[Records from a collection of figures]
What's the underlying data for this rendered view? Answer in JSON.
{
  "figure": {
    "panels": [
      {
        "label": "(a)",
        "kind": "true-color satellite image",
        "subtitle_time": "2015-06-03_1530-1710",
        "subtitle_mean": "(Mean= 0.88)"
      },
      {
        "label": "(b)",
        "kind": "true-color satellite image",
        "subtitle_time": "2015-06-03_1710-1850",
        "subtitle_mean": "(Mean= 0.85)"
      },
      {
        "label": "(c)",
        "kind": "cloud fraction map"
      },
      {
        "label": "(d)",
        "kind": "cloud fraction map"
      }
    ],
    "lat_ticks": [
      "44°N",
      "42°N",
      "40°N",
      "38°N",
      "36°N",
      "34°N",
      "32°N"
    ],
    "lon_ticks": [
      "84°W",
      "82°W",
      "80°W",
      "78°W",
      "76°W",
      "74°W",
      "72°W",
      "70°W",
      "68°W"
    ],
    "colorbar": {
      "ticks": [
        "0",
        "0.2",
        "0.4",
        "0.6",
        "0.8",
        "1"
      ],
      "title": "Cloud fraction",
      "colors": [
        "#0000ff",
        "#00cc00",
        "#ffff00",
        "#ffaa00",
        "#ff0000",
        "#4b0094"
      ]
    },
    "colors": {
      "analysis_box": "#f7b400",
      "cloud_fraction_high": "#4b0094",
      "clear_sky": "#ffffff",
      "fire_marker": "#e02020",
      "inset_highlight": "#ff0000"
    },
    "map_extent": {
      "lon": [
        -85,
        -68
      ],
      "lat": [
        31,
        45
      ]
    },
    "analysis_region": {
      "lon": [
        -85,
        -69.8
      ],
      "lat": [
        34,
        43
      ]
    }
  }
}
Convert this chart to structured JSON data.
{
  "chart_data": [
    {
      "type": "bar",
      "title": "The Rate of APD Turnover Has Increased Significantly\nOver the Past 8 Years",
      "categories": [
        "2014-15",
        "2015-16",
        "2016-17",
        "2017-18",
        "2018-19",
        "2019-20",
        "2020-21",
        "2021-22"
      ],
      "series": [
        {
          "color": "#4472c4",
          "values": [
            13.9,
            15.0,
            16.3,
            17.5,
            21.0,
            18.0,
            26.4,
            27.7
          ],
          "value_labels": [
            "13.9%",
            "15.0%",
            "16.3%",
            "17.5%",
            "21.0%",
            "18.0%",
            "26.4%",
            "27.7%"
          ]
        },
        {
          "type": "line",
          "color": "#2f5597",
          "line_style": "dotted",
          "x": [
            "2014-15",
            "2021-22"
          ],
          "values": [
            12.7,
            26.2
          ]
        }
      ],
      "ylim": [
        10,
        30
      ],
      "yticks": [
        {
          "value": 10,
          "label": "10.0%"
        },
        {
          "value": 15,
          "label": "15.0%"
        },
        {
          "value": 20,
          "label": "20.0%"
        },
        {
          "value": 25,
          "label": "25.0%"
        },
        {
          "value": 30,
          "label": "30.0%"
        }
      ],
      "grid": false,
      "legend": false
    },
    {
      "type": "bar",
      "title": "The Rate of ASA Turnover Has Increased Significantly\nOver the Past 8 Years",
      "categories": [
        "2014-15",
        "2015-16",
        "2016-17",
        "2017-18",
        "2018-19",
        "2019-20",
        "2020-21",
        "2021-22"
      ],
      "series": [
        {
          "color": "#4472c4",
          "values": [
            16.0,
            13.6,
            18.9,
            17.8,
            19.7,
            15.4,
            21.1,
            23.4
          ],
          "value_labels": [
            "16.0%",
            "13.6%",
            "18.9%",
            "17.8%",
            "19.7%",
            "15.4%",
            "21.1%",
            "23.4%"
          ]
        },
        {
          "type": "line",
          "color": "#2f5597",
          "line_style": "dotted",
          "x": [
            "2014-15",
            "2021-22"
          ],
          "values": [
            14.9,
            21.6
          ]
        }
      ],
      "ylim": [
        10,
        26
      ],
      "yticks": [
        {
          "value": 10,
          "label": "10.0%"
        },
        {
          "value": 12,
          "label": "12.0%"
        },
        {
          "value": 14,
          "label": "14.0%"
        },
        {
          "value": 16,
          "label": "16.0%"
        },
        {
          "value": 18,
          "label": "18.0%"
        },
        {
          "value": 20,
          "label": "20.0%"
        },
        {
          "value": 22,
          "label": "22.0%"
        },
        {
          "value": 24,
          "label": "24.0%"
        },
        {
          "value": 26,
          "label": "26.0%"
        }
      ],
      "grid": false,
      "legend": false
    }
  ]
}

_Goal_.
Track down every line with the word "this" and copy it.

_Full response_.
What's the underlying data for this rendered view? Answer in JSON.
Convert this chart to structured JSON data.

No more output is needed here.